» **What this task involves**:
Repeat the material below word for word and leave out all pictures.

Records from a data source
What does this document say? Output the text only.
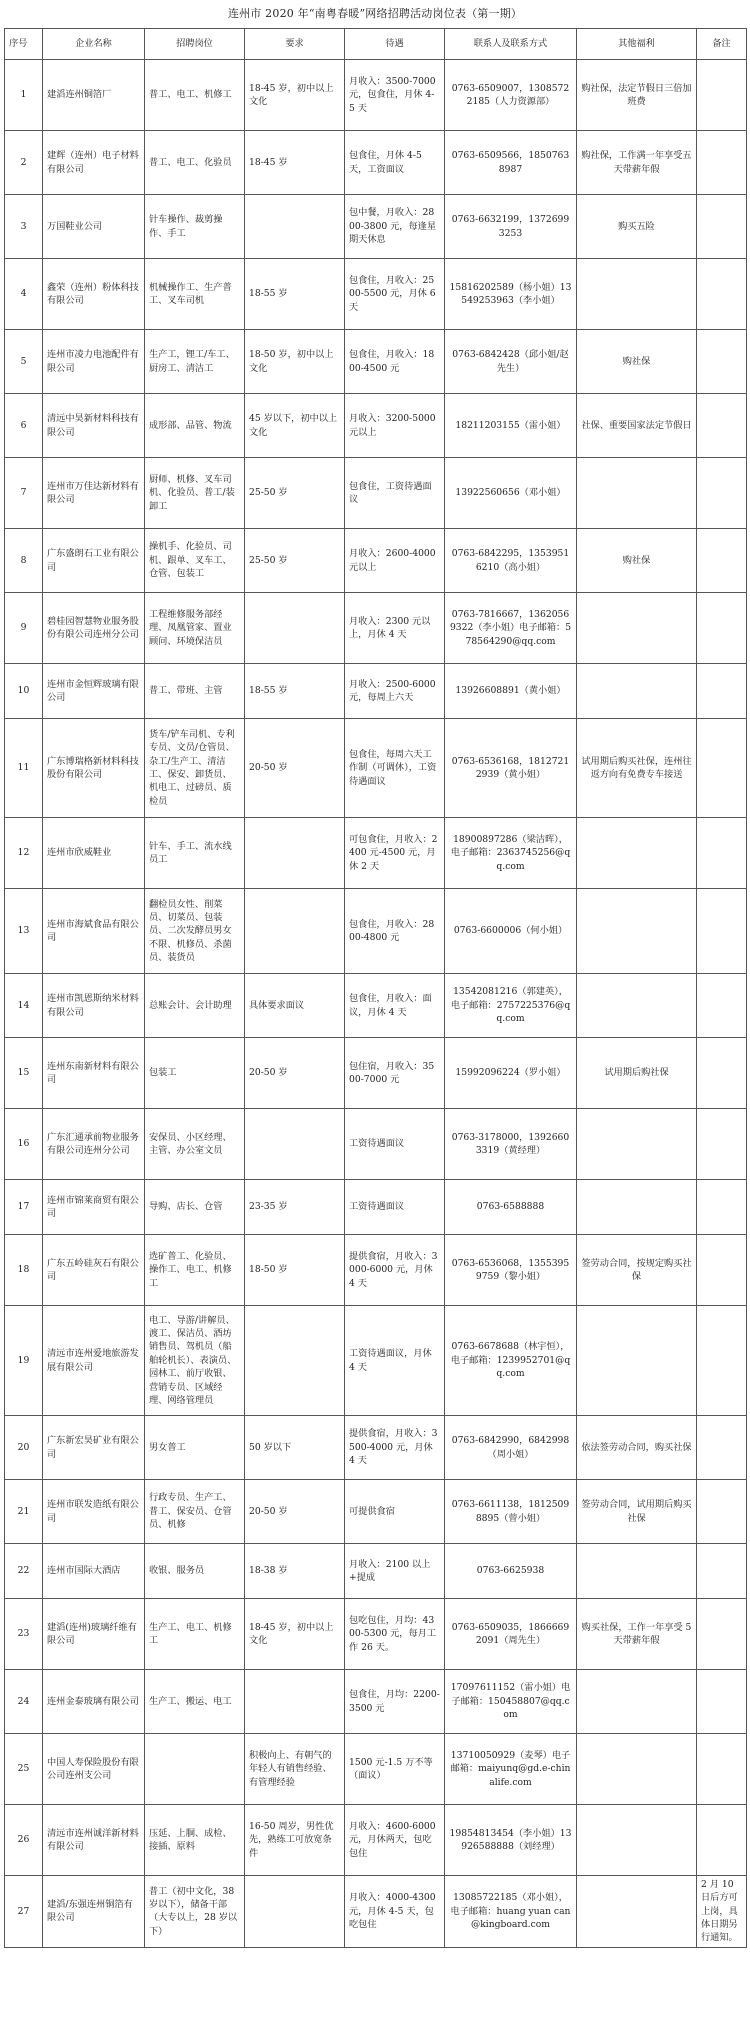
连州市 2020 年“南粤春暖”网络招聘活动岗位表（第一期）
序号	企业名称	招聘岗位	要求	待遇	联系人及联系方式	其他福利	备注
1	建滔连州铜箔厂	普工、电工、机修工	18-45 岁，初中以上文化	月收入：3500-7000 元，包食住，月休 4-5 天	0763-6509007，13085722185（人力资源部）	购社保，法定节假日三倍加班费	
2	建辉（连州）电子材料有限公司	普工、电工、化验员	18-45 岁	包食住，月休 4-5 天，工资面议	0763-6509566，18507638987	购社保，工作满一年享受五天带薪年假	
3	万国鞋业公司	针车操作、裁剪操作、手工		包中餐，月收入：2800-3800 元，每逢星期天休息	0763-6632199，13726993253	购买五险	
4	鑫荣（连州）粉体科技有限公司	机械操作工、生产普工、叉车司机	18-55 岁	包食住，月收入：2500-5500 元，月休 6 天	15816202589（杨小姐）13549253963（李小姐）		
5	连州市凌力电池配件有限公司	生产工，锂工/车工、厨房工、清洁工	18-50 岁，初中以上文化	包食住，月收入：1800-4500 元	0763-6842428（邱小姐/赵先生）	购社保	
6	清远中昊新材料科技有限公司	成形部、品管、物流	45 岁以下，初中以上文化	月收入：3200-5000 元以上	18211203155（雷小姐）	社保、重要国家法定节假日	
7	连州市万佳达新材料有限公司	厨师、机修、叉车司机、化验员、普工/装卸工	25-50 岁	包食住，工资待遇面议	13922560656（邓小姐）		
8	广东盛朗石工业有限公司	操机手、化验员、司机、跟单、叉车工、仓管、包装工	25-50 岁	月收入：2600-4000 元以上	0763-6842295，13539516210（高小姐）	购社保	
9	碧桂园智慧物业服务股份有限公司连州分公司	工程维修服务部经理、凤凰管家、置业顾问、环境保洁员		月收入：2300 元以上，月休 4 天	0763-7816667，13620569322（李小姐）电子邮箱：578564290@qq.com		
10	连州市金恒辉玻璃有限公司	普工、带班、主管	18-55 岁	月收入：2500-6000 元，每周上六天	13926608891（黄小姐）		
11	广东博瑞格新材料科技股份有限公司	货车/铲车司机、专利专员、文员/仓管员、杂工/生产工、清洁工、保安、卸货员、机电工、过磅员、质检员	20-50 岁	包食住，每周六天工作制（可调休），工资待遇面议	0763-6536168，18127212939（黄小姐）	试用期后购买社保，连州往返方向有免费专车接送	
12	连州市欣威鞋业	针车、手工、流水线员工		可包食住，月收入：2400 元-4500 元，月休 2 天	18900897286（梁洁晖），电子邮箱：2363745256@qq.com		
13	连州市海斌食品有限公司	翻检员女性、削菜员、切菜员、包装员、二次发酵员男女不限、机修员、杀菌员、装货员		包食住，月收入：2800-4800 元	0763-6600006（何小姐）		
14	连州市凯恩斯纳米材料有限公司	总账会计、会计助理	具体要求面议	包食住，月收入：面议，月休 4 天	13542081216（郭建英），电子邮箱：2757225376@qq.com		
15	连州东南新材料有限公司	包装工	20-50 岁	包住宿，月收入：3500-7000 元	15992096224（罗小姐）	试用期后购社保	
16	广东汇通承前物业服务有限公司连州分公司	安保员、小区经理、主管、办公室文员		工资待遇面议	0763-3178000，13926603319（黄经理）		
17	连州市锦莱商贸有限公司	导购、店长、仓管	23-35 岁	工资待遇面议	0763-6588888		
18	广东五岭硅灰石有限公司	选矿普工、化验员、操作工、电工、机修工	18-50 岁	提供食宿，月收入：3000-6000 元，月休 4 天	0763-6536068，13553959759（黎小姐）	签劳动合同，按规定购买社保	
19	清远市连州爱地旅游发展有限公司	电工、导游/讲解员、渡工、保洁员、酒坊销售员、驾机员（船舶轮机长）、表演员、园林工、前厅收银、营销专员、区域经理、网络管理员		工资待遇面议，月休 4 天	0763-6678688（林宇恒），电子邮箱：1239952701@qq.com		
20	广东新宏昊矿业有限公司	男女普工	50 岁以下	提供食宿，月收入：3500-4000 元，月休 4 天	0763-6842990，6842998（周小姐）	依法签劳动合同，购买社保	
21	连州市联发造纸有限公司	行政专员、生产工、普工、保安员、仓管员、机修	20-50 岁	可提供食宿	0763-6611138，18125098895（曾小姐）	签劳动合同，试用期后购买社保	
22	连州市国际大酒店	收银、服务员	18-38 岁	月收入：2100 以上+提成	0763-6625938		
23	建滔(连州)玻璃纤维有限公司	生产工、电工、机修工	18-45 岁，初中以上文化	包吃包住，月均：4300-5300 元，每月工作 26 天。	0763-6509035，18666692091（周先生）	购买社保，工作一年享受 5 天带薪年假	
24	连州金泰玻璃有限公司	生产工、搬运、电工		包食住，月均：2200-3500 元	17097611152（雷小姐）电子邮箱：150458807@qq.com		
25	中国人寿保险股份有限公司连州支公司		积极向上、有朝气的年轻人有销售经验、有管理经验	1500 元-1.5 万不等（面议）	13710050929（麦琴）电子邮箱：maiyunq@gd.e-chinalife.com		
26	清远市连州诚洋新材料有限公司	压延、上胴、成检、接插、原料	16-50 周岁，男性优先，熟练工可放宽条件	月收入：4600-6000 元，月休两天，包吃包住	19854813454（李小姐）13926588888（刘经理）		
27	建滔/东强连州铜箔有限公司	普工（初中文化，38 岁以下），储备干部（大专以上，28 岁以下）		月收入：4000-4300 元，月休 4-5 天，包吃包住	13085722185（邓小姐），电子邮箱：huang yuan can@kingboard.com		2 月 10 日后方可上岗，具体日期另行通知。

» **Response**:
What does this document say? Output the text only.
连州市 2020 年“南粤春暖”网络招聘活动岗位表（第一期）
序号	企业名称	招聘岗位	要求	待遇	联系人及联系方式	其他福利	备注
1	建滔连州铜箔厂	普工、电工、机修工	18-45 岁，初中以上文化	月收入：3500-7000 元，包食住，月休 4-5 天	0763-6509007，13085722185（人力资源部）	购社保，法定节假日三倍加班费	
2	建辉（连州）电子材料有限公司	普工、电工、化验员	18-45 岁	包食住，月休 4-5 天，工资面议	0763-6509566，18507638987	购社保，工作满一年享受五天带薪年假	
3	万国鞋业公司	针车操作、裁剪操作、手工		包中餐，月收入：2800-3800 元，每逢星期天休息	0763-6632199，13726993253	购买五险	
4	鑫荣（连州）粉体科技有限公司	机械操作工、生产普工、叉车司机	18-55 岁	包食住，月收入：2500-5500 元，月休 6 天	15816202589（杨小姐）13549253963（李小姐）		
5	连州市凌力电池配件有限公司	生产工，锂工/车工、厨房工、清洁工	18-50 岁，初中以上文化	包食住，月收入：1800-4500 元	0763-6842428（邱小姐/赵先生）	购社保	
6	清远中昊新材料科技有限公司	成形部、品管、物流	45 岁以下，初中以上文化	月收入：3200-5000 元以上	18211203155（雷小姐）	社保、重要国家法定节假日	
7	连州市万佳达新材料有限公司	厨师、机修、叉车司机、化验员、普工/装卸工	25-50 岁	包食住，工资待遇面议	13922560656（邓小姐）		
8	广东盛朗石工业有限公司	操机手、化验员、司机、跟单、叉车工、仓管、包装工	25-50 岁	月收入：2600-4000 元以上	0763-6842295，13539516210（高小姐）	购社保	
9	碧桂园智慧物业服务股份有限公司连州分公司	工程维修服务部经理、凤凰管家、置业顾问、环境保洁员		月收入：2300 元以上，月休 4 天	0763-7816667，13620569322（李小姐）电子邮箱：578564290@qq.com		
10	连州市金恒辉玻璃有限公司	普工、带班、主管	18-55 岁	月收入：2500-6000 元，每周上六天	13926608891（黄小姐）		
11	广东博瑞格新材料科技股份有限公司	货车/铲车司机、专利专员、文员/仓管员、杂工/生产工、清洁工、保安、卸货员、机电工、过磅员、质检员	20-50 岁	包食住，每周六天工作制（可调休），工资待遇面议	0763-6536168，18127212939（黄小姐）	试用期后购买社保，连州往返方向有免费专车接送	
12	连州市欣威鞋业	针车、手工、流水线员工		可包食住，月收入：2400 元-4500 元，月休 2 天	18900897286（梁洁晖），电子邮箱：2363745256@qq.com		
13	连州市海斌食品有限公司	翻检员女性、削菜员、切菜员、包装员、二次发酵员男女不限、机修员、杀菌员、装货员		包食住，月收入：2800-4800 元	0763-6600006（何小姐）		
14	连州市凯恩斯纳米材料有限公司	总账会计、会计助理	具体要求面议	包食住，月收入：面议，月休 4 天	13542081216（郭建英），电子邮箱：2757225376@qq.com		
15	连州东南新材料有限公司	包装工	20-50 岁	包住宿，月收入：3500-7000 元	15992096224（罗小姐）	试用期后购社保	
16	广东汇通承前物业服务有限公司连州分公司	安保员、小区经理、主管、办公室文员		工资待遇面议	0763-3178000，13926603319（黄经理）		
17	连州市锦莱商贸有限公司	导购、店长、仓管	23-35 岁	工资待遇面议	0763-6588888		
18	广东五岭硅灰石有限公司	选矿普工、化验员、操作工、电工、机修工	18-50 岁	提供食宿，月收入：3000-6000 元，月休 4 天	0763-6536068，13553959759（黎小姐）	签劳动合同，按规定购买社保	
19	清远市连州爱地旅游发展有限公司	电工、导游/讲解员、渡工、保洁员、酒坊销售员、驾机员（船舶轮机长）、表演员、园林工、前厅收银、营销专员、区域经理、网络管理员		工资待遇面议，月休 4 天	0763-6678688（林宇恒），电子邮箱：1239952701@qq.com		
20	广东新宏昊矿业有限公司	男女普工	50 岁以下	提供食宿，月收入：3500-4000 元，月休 4 天	0763-6842990，6842998（周小姐）	依法签劳动合同，购买社保	
21	连州市联发造纸有限公司	行政专员、生产工、普工、保安员、仓管员、机修	20-50 岁	可提供食宿	0763-6611138，18125098895（曾小姐）	签劳动合同，试用期后购买社保	
22	连州市国际大酒店	收银、服务员	18-38 岁	月收入：2100 以上+提成	0763-6625938		
23	建滔(连州)玻璃纤维有限公司	生产工、电工、机修工	18-45 岁，初中以上文化	包吃包住，月均：4300-5300 元，每月工作 26 天。	0763-6509035，18666692091（周先生）	购买社保，工作一年享受 5 天带薪年假	
24	连州金泰玻璃有限公司	生产工、搬运、电工		包食住，月均：2200-3500 元	17097611152（雷小姐）电子邮箱：150458807@qq.com		
25	中国人寿保险股份有限公司连州支公司		积极向上、有朝气的年轻人有销售经验、有管理经验	1500 元-1.5 万不等（面议）	13710050929（麦琴）电子邮箱：maiyunq@gd.e-chinalife.com		
26	清远市连州诚洋新材料有限公司	压延、上胴、成检、接插、原料	16-50 周岁，男性优先，熟练工可放宽条件	月收入：4600-6000 元，月休两天，包吃包住	19854813454（李小姐）13926588888（刘经理）		
27	建滔/东强连州铜箔有限公司	普工（初中文化，38 岁以下），储备干部（大专以上，28 岁以下）		月收入：4000-4300 元，月休 4-5 天，包吃包住	13085722185（邓小姐），电子邮箱：huang yuan can@kingboard.com		2 月 10 日后方可上岗，具体日期另行通知。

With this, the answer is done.